Records from a data collection
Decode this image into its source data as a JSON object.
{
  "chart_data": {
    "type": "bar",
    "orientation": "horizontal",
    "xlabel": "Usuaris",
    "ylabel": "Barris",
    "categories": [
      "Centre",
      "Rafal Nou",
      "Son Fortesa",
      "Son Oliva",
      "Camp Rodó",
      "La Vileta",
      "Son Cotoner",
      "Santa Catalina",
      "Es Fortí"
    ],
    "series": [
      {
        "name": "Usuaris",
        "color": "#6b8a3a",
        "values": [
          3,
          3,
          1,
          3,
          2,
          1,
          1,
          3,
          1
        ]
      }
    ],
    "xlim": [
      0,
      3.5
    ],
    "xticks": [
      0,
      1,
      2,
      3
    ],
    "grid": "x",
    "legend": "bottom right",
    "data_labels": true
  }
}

WHAT IS BEING ASKED
Copy out the full listing exactly.

FINAL RESULT
Decode this image into its source data as a JSON object.
{
  "chart_data": {
    "type": "bar",
    "orientation": "horizontal",
    "xlabel": "Usuaris",
    "ylabel": "Barris",
    "categories": [
      "Centre",
      "Rafal Nou",
      "Son Fortesa",
      "Son Oliva",
      "Camp Rodó",
      "La Vileta",
      "Son Cotoner",
      "Santa Catalina",
      "Es Fortí"
    ],
    "series": [
      {
        "name": "Usuaris",
        "color": "#6b8a3a",
        "values": [
          3,
          3,
          1,
          3,
          2,
          1,
          1,
          3,
          1
        ]
      }
    ],
    "xlim": [
      0,
      3.5
    ],
    "xticks": [
      0,
      1,
      2,
      3
    ],
    "grid": "x",
    "legend": "bottom right",
    "data_labels": true
  }
}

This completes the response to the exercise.